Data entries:
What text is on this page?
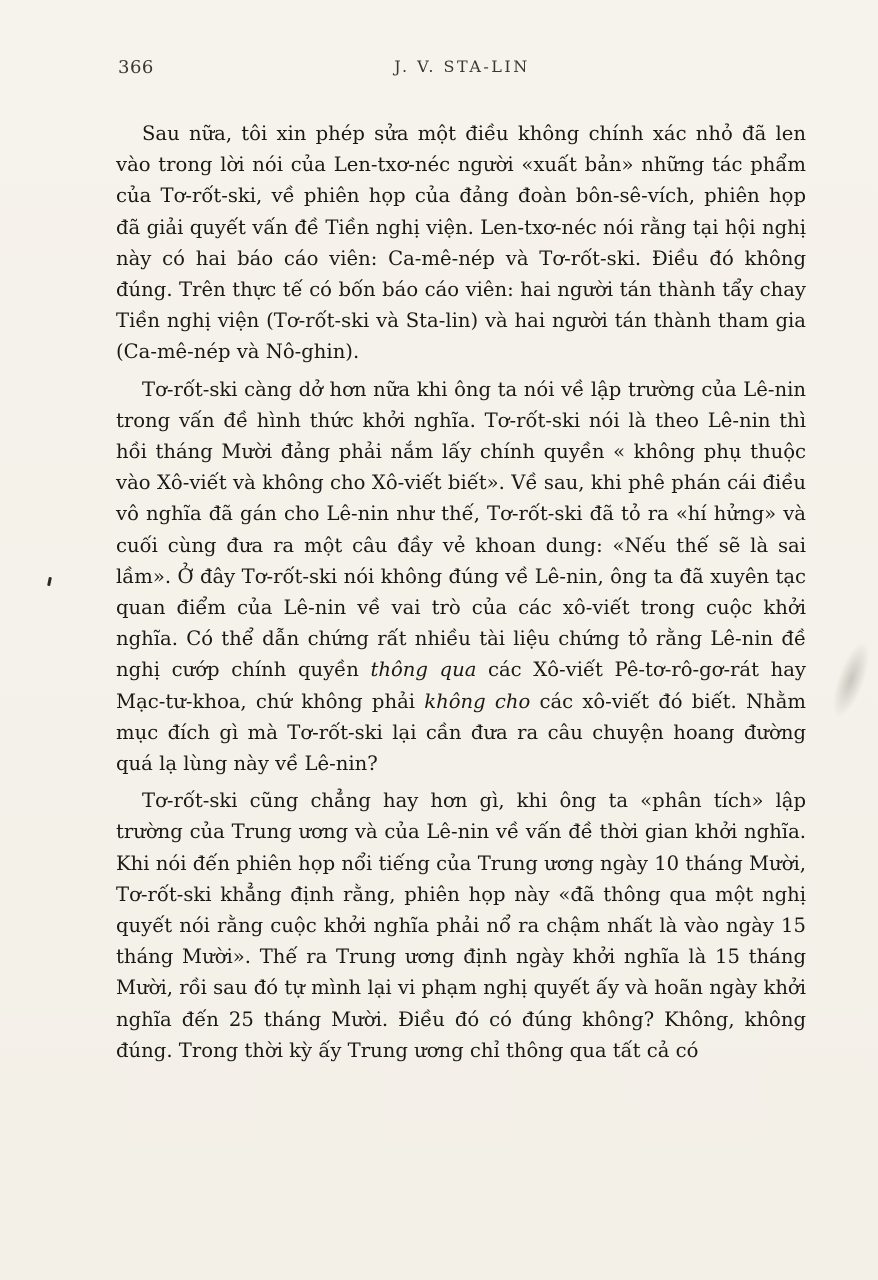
366	J. V. STA-LIN

Sau nữa, tôi xin phép sửa một điều không chính xác nhỏ đã len vào trong lời nói của Len-txơ-néc người «xuất bản» những tác phẩm của Tơ-rốt-ski, về phiên họp của đảng đoàn bôn-sê-vích, phiên họp đã giải quyết vấn đề Tiền nghị viện. Len-txơ-néc nói rằng tại hội nghị này có hai báo cáo viên: Ca-mê-nép và Tơ-rốt-ski. Điều đó không đúng. Trên thực tế có bốn báo cáo viên: hai người tán thành tẩy chay Tiền nghị viện (Tơ-rốt-ski và Sta-lin) và hai người tán thành tham gia (Ca-mê-nép và Nô-ghin).

Tơ-rốt-ski càng dở hơn nữa khi ông ta nói về lập trường của Lê-nin trong vấn đề hình thức khởi nghĩa. Tơ-rốt-ski nói là theo Lê-nin thì hồi tháng Mười đảng phải nắm lấy chính quyền « không phụ thuộc vào Xô-viết và không cho Xô-viết biết». Về sau, khi phê phán cái điều vô nghĩa đã gán cho Lê-nin như thế, Tơ-rốt-ski đã tỏ ra «hí hửng» và cuối cùng đưa ra một câu đầy vẻ khoan dung: «Nếu thế sẽ là sai lầm». Ở đây Tơ-rốt-ski nói không đúng về Lê-nin, ông ta đã xuyên tạc quan điểm của Lê-nin về vai trò của các xô-viết trong cuộc khởi nghĩa. Có thể dẫn chứng rất nhiều tài liệu chứng tỏ rằng Lê-nin đề nghị cướp chính quyền thông qua các Xô-viết Pê-tơ-rô-gơ-rát hay Mạc-tư-khoa, chứ không phải không cho các xô-viết đó biết. Nhằm mục đích gì mà Tơ-rốt-ski lại cần đưa ra câu chuyện hoang đường quá lạ lùng này về Lê-nin?

Tơ-rốt-ski cũng chẳng hay hơn gì, khi ông ta «phân tích» lập trường của Trung ương và của Lê-nin về vấn đề thời gian khởi nghĩa. Khi nói đến phiên họp nổi tiếng của Trung ương ngày 10 tháng Mười, Tơ-rốt-ski khẳng định rằng, phiên họp này «đã thông qua một nghị quyết nói rằng cuộc khởi nghĩa phải nổ ra chậm nhất là vào ngày 15 tháng Mười». Thế ra Trung ương định ngày khởi nghĩa là 15 tháng Mười, rồi sau đó tự mình lại vi phạm nghị quyết ấy và hoãn ngày khởi nghĩa đến 25 tháng Mười. Điều đó có đúng không? Không, không đúng. Trong thời kỳ ấy Trung ương chỉ thông qua tất cả có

EXERCISE DESCRIPTION:
Locate each line containing the string "phải" and show it.

OUTPUT:
Tơ-rốt-ski càng dở hơn nữa khi ông ta nói về lập trường của Lê-nin trong vấn đề hình thức khởi nghĩa. Tơ-rốt-ski nói là theo Lê-nin thì hồi tháng Mười đảng phải nắm lấy chính quyền « không phụ thuộc vào Xô-viết và không cho Xô-viết biết». Về sau, khi phê phán cái điều vô nghĩa đã gán cho Lê-nin như thế, Tơ-rốt-ski đã tỏ ra «hí hửng» và cuối cùng đưa ra một câu đầy vẻ khoan dung: «Nếu thế sẽ là sai lầm». Ở đây Tơ-rốt-ski nói không đúng về Lê-nin, ông ta đã xuyên tạc quan điểm của Lê-nin về vai trò của các xô-viết trong cuộc khởi nghĩa. Có thể dẫn chứng rất nhiều tài liệu chứng tỏ rằng Lê-nin đề nghị cướp chính quyền thông qua các Xô-viết Pê-tơ-rô-gơ-rát hay Mạc-tư-khoa, chứ không phải không cho các xô-viết đó biết. Nhằm mục đích gì mà Tơ-rốt-ski lại cần đưa ra câu chuyện hoang đường quá lạ lùng này về Lê-nin?
Tơ-rốt-ski cũng chẳng hay hơn gì, khi ông ta «phân tích» lập trường của Trung ương và của Lê-nin về vấn đề thời gian khởi nghĩa. Khi nói đến phiên họp nổi tiếng của Trung ương ngày 10 tháng Mười, Tơ-rốt-ski khẳng định rằng, phiên họp này «đã thông qua một nghị quyết nói rằng cuộc khởi nghĩa phải nổ ra chậm nhất là vào ngày 15 tháng Mười». Thế ra Trung ương định ngày khởi nghĩa là 15 tháng Mười, rồi sau đó tự mình lại vi phạm nghị quyết ấy và hoãn ngày khởi nghĩa đến 25 tháng Mười. Điều đó có đúng không? Không, không đúng. Trong thời kỳ ấy Trung ương chỉ thông qua tất cả có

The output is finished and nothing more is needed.